▶ DIRECTIONS FOR THIS TASK
Your task is to tally the lines of the listing containing the word "probleemstelling" and report the figure alone.
··· DATASET RECORDS ···
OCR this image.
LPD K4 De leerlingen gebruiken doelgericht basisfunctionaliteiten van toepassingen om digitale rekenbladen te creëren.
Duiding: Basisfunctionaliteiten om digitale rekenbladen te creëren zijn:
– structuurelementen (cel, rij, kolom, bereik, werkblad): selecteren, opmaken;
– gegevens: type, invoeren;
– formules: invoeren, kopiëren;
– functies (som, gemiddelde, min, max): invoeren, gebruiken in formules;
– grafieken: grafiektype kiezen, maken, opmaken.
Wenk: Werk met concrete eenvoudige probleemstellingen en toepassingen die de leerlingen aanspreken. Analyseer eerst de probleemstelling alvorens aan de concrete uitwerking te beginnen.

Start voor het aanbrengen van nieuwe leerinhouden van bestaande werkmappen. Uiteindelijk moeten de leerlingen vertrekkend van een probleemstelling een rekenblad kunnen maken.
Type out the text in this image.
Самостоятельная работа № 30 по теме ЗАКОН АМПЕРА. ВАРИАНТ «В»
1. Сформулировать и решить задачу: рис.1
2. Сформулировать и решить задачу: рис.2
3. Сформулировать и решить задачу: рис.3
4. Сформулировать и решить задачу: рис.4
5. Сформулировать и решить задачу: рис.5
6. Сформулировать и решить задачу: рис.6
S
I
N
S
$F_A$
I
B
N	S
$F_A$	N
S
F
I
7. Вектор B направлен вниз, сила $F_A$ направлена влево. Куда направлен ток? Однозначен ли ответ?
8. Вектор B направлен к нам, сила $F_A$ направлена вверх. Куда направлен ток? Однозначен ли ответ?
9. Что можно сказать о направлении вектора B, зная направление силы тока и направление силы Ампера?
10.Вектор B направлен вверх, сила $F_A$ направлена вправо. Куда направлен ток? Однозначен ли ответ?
···
▶ WRITTEN ANSWER
2